■ Brief
Copy the records below exactly as they are written.

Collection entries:
===============

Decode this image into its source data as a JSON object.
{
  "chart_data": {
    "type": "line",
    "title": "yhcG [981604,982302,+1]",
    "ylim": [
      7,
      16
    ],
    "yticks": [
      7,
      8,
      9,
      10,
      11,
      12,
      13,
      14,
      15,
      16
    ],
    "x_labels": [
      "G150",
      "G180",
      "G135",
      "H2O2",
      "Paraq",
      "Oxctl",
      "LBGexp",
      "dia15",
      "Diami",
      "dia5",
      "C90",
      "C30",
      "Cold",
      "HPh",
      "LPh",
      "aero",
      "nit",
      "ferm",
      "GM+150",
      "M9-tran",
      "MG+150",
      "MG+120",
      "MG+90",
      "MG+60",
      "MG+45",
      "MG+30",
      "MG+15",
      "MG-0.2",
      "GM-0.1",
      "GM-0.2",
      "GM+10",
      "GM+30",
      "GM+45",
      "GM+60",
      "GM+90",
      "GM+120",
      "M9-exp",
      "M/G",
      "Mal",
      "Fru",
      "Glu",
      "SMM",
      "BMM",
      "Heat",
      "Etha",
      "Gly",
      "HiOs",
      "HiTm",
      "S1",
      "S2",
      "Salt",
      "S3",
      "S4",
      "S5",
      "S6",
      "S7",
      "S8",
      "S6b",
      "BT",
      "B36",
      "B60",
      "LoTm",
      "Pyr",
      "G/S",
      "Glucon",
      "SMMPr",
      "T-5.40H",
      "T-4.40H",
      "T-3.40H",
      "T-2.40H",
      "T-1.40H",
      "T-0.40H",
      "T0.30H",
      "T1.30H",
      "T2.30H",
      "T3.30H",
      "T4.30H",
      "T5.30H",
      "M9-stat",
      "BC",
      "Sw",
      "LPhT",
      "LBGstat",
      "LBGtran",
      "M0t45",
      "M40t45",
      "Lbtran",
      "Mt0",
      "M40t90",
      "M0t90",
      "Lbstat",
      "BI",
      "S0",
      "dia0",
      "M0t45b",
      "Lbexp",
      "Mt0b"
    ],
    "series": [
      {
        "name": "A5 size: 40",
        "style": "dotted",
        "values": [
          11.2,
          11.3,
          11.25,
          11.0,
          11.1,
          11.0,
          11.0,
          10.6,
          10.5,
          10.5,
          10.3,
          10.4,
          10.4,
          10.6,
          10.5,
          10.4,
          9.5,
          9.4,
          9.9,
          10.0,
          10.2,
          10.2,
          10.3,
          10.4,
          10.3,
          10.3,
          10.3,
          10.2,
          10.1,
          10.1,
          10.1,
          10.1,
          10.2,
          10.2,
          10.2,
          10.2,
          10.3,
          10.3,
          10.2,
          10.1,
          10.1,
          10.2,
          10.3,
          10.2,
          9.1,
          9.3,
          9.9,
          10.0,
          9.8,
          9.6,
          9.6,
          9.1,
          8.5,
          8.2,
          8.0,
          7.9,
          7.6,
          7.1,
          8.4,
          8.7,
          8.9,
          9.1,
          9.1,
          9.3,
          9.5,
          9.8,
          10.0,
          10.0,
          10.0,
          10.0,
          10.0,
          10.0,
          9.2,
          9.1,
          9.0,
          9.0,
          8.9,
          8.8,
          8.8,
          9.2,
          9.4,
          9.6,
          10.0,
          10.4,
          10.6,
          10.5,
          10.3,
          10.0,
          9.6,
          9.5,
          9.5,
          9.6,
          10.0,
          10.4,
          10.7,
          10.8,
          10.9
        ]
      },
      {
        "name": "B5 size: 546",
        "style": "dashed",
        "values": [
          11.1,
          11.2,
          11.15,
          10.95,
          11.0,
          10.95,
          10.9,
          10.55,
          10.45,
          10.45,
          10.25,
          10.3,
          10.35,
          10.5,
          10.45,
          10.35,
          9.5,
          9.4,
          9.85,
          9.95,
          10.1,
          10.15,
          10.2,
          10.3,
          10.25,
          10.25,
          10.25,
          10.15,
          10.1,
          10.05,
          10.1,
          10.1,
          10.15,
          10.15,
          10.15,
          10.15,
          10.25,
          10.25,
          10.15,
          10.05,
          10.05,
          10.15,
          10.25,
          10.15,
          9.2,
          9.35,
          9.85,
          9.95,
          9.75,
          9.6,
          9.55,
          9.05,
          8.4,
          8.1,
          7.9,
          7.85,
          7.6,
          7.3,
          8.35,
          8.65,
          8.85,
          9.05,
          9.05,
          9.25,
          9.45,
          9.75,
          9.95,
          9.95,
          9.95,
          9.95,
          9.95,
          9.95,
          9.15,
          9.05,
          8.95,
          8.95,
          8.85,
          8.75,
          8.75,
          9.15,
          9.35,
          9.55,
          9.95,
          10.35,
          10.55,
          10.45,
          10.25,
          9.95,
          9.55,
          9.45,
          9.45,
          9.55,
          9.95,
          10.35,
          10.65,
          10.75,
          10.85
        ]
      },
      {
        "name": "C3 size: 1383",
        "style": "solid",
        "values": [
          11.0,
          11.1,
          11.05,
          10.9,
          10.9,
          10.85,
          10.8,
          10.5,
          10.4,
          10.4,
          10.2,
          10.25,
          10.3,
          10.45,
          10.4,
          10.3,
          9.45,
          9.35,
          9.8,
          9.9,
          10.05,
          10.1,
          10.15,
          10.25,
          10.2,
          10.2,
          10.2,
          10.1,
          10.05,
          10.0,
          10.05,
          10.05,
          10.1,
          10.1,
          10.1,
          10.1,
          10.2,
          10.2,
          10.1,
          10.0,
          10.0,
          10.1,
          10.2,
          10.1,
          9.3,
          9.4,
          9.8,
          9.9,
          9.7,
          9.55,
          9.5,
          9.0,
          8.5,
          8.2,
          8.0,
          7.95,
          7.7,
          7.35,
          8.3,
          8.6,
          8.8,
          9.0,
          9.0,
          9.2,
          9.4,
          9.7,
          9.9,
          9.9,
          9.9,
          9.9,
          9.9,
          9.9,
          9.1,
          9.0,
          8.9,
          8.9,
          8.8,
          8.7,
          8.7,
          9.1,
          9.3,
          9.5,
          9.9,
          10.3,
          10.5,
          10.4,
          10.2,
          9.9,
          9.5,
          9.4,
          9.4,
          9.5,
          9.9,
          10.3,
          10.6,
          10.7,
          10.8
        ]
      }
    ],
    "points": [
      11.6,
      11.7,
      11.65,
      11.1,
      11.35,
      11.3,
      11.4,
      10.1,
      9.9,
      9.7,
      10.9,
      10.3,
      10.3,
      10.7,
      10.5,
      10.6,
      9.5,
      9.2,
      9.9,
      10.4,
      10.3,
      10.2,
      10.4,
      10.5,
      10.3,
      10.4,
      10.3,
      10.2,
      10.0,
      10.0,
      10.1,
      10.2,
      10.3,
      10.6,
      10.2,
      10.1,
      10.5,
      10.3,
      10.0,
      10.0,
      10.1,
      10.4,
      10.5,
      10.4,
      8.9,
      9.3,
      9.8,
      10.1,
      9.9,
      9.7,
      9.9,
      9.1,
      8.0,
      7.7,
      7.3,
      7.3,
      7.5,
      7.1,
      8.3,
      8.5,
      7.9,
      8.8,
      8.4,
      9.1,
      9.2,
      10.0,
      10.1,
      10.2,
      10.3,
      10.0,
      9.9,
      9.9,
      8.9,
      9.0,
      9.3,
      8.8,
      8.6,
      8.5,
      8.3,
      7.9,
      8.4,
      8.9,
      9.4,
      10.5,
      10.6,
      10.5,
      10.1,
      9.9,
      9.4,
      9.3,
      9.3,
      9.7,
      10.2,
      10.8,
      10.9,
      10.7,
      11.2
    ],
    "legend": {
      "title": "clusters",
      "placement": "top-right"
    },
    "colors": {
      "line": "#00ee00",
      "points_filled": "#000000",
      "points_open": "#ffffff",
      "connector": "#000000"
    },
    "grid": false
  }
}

===============

■ Full solution
Decode this image into its source data as a JSON object.
{
  "chart_data": {
    "type": "line",
    "title": "yhcG [981604,982302,+1]",
    "ylim": [
      7,
      16
    ],
    "yticks": [
      7,
      8,
      9,
      10,
      11,
      12,
      13,
      14,
      15,
      16
    ],
    "x_labels": [
      "G150",
      "G180",
      "G135",
      "H2O2",
      "Paraq",
      "Oxctl",
      "LBGexp",
      "dia15",
      "Diami",
      "dia5",
      "C90",
      "C30",
      "Cold",
      "HPh",
      "LPh",
      "aero",
      "nit",
      "ferm",
      "GM+150",
      "M9-tran",
      "MG+150",
      "MG+120",
      "MG+90",
      "MG+60",
      "MG+45",
      "MG+30",
      "MG+15",
      "MG-0.2",
      "GM-0.1",
      "GM-0.2",
      "GM+10",
      "GM+30",
      "GM+45",
      "GM+60",
      "GM+90",
      "GM+120",
      "M9-exp",
      "M/G",
      "Mal",
      "Fru",
      "Glu",
      "SMM",
      "BMM",
      "Heat",
      "Etha",
      "Gly",
      "HiOs",
      "HiTm",
      "S1",
      "S2",
      "Salt",
      "S3",
      "S4",
      "S5",
      "S6",
      "S7",
      "S8",
      "S6b",
      "BT",
      "B36",
      "B60",
      "LoTm",
      "Pyr",
      "G/S",
      "Glucon",
      "SMMPr",
      "T-5.40H",
      "T-4.40H",
      "T-3.40H",
      "T-2.40H",
      "T-1.40H",
      "T-0.40H",
      "T0.30H",
      "T1.30H",
      "T2.30H",
      "T3.30H",
      "T4.30H",
      "T5.30H",
      "M9-stat",
      "BC",
      "Sw",
      "LPhT",
      "LBGstat",
      "LBGtran",
      "M0t45",
      "M40t45",
      "Lbtran",
      "Mt0",
      "M40t90",
      "M0t90",
      "Lbstat",
      "BI",
      "S0",
      "dia0",
      "M0t45b",
      "Lbexp",
      "Mt0b"
    ],
    "series": [
      {
        "name": "A5 size: 40",
        "style": "dotted",
        "values": [
          11.2,
          11.3,
          11.25,
          11.0,
          11.1,
          11.0,
          11.0,
          10.6,
          10.5,
          10.5,
          10.3,
          10.4,
          10.4,
          10.6,
          10.5,
          10.4,
          9.5,
          9.4,
          9.9,
          10.0,
          10.2,
          10.2,
          10.3,
          10.4,
          10.3,
          10.3,
          10.3,
          10.2,
          10.1,
          10.1,
          10.1,
          10.1,
          10.2,
          10.2,
          10.2,
          10.2,
          10.3,
          10.3,
          10.2,
          10.1,
          10.1,
          10.2,
          10.3,
          10.2,
          9.1,
          9.3,
          9.9,
          10.0,
          9.8,
          9.6,
          9.6,
          9.1,
          8.5,
          8.2,
          8.0,
          7.9,
          7.6,
          7.1,
          8.4,
          8.7,
          8.9,
          9.1,
          9.1,
          9.3,
          9.5,
          9.8,
          10.0,
          10.0,
          10.0,
          10.0,
          10.0,
          10.0,
          9.2,
          9.1,
          9.0,
          9.0,
          8.9,
          8.8,
          8.8,
          9.2,
          9.4,
          9.6,
          10.0,
          10.4,
          10.6,
          10.5,
          10.3,
          10.0,
          9.6,
          9.5,
          9.5,
          9.6,
          10.0,
          10.4,
          10.7,
          10.8,
          10.9
        ]
      },
      {
        "name": "B5 size: 546",
        "style": "dashed",
        "values": [
          11.1,
          11.2,
          11.15,
          10.95,
          11.0,
          10.95,
          10.9,
          10.55,
          10.45,
          10.45,
          10.25,
          10.3,
          10.35,
          10.5,
          10.45,
          10.35,
          9.5,
          9.4,
          9.85,
          9.95,
          10.1,
          10.15,
          10.2,
          10.3,
          10.25,
          10.25,
          10.25,
          10.15,
          10.1,
          10.05,
          10.1,
          10.1,
          10.15,
          10.15,
          10.15,
          10.15,
          10.25,
          10.25,
          10.15,
          10.05,
          10.05,
          10.15,
          10.25,
          10.15,
          9.2,
          9.35,
          9.85,
          9.95,
          9.75,
          9.6,
          9.55,
          9.05,
          8.4,
          8.1,
          7.9,
          7.85,
          7.6,
          7.3,
          8.35,
          8.65,
          8.85,
          9.05,
          9.05,
          9.25,
          9.45,
          9.75,
          9.95,
          9.95,
          9.95,
          9.95,
          9.95,
          9.95,
          9.15,
          9.05,
          8.95,
          8.95,
          8.85,
          8.75,
          8.75,
          9.15,
          9.35,
          9.55,
          9.95,
          10.35,
          10.55,
          10.45,
          10.25,
          9.95,
          9.55,
          9.45,
          9.45,
          9.55,
          9.95,
          10.35,
          10.65,
          10.75,
          10.85
        ]
      },
      {
        "name": "C3 size: 1383",
        "style": "solid",
        "values": [
          11.0,
          11.1,
          11.05,
          10.9,
          10.9,
          10.85,
          10.8,
          10.5,
          10.4,
          10.4,
          10.2,
          10.25,
          10.3,
          10.45,
          10.4,
          10.3,
          9.45,
          9.35,
          9.8,
          9.9,
          10.05,
          10.1,
          10.15,
          10.25,
          10.2,
          10.2,
          10.2,
          10.1,
          10.05,
          10.0,
          10.05,
          10.05,
          10.1,
          10.1,
          10.1,
          10.1,
          10.2,
          10.2,
          10.1,
          10.0,
          10.0,
          10.1,
          10.2,
          10.1,
          9.3,
          9.4,
          9.8,
          9.9,
          9.7,
          9.55,
          9.5,
          9.0,
          8.5,
          8.2,
          8.0,
          7.95,
          7.7,
          7.35,
          8.3,
          8.6,
          8.8,
          9.0,
          9.0,
          9.2,
          9.4,
          9.7,
          9.9,
          9.9,
          9.9,
          9.9,
          9.9,
          9.9,
          9.1,
          9.0,
          8.9,
          8.9,
          8.8,
          8.7,
          8.7,
          9.1,
          9.3,
          9.5,
          9.9,
          10.3,
          10.5,
          10.4,
          10.2,
          9.9,
          9.5,
          9.4,
          9.4,
          9.5,
          9.9,
          10.3,
          10.6,
          10.7,
          10.8
        ]
      }
    ],
    "points": [
      11.6,
      11.7,
      11.65,
      11.1,
      11.35,
      11.3,
      11.4,
      10.1,
      9.9,
      9.7,
      10.9,
      10.3,
      10.3,
      10.7,
      10.5,
      10.6,
      9.5,
      9.2,
      9.9,
      10.4,
      10.3,
      10.2,
      10.4,
      10.5,
      10.3,
      10.4,
      10.3,
      10.2,
      10.0,
      10.0,
      10.1,
      10.2,
      10.3,
      10.6,
      10.2,
      10.1,
      10.5,
      10.3,
      10.0,
      10.0,
      10.1,
      10.4,
      10.5,
      10.4,
      8.9,
      9.3,
      9.8,
      10.1,
      9.9,
      9.7,
      9.9,
      9.1,
      8.0,
      7.7,
      7.3,
      7.3,
      7.5,
      7.1,
      8.3,
      8.5,
      7.9,
      8.8,
      8.4,
      9.1,
      9.2,
      10.0,
      10.1,
      10.2,
      10.3,
      10.0,
      9.9,
      9.9,
      8.9,
      9.0,
      9.3,
      8.8,
      8.6,
      8.5,
      8.3,
      7.9,
      8.4,
      8.9,
      9.4,
      10.5,
      10.6,
      10.5,
      10.1,
      9.9,
      9.4,
      9.3,
      9.3,
      9.7,
      10.2,
      10.8,
      10.9,
      10.7,
      11.2
    ],
    "legend": {
      "title": "clusters",
      "placement": "top-right"
    },
    "colors": {
      "line": "#00ee00",
      "points_filled": "#000000",
      "points_open": "#ffffff",
      "connector": "#000000"
    },
    "grid": false
  }
}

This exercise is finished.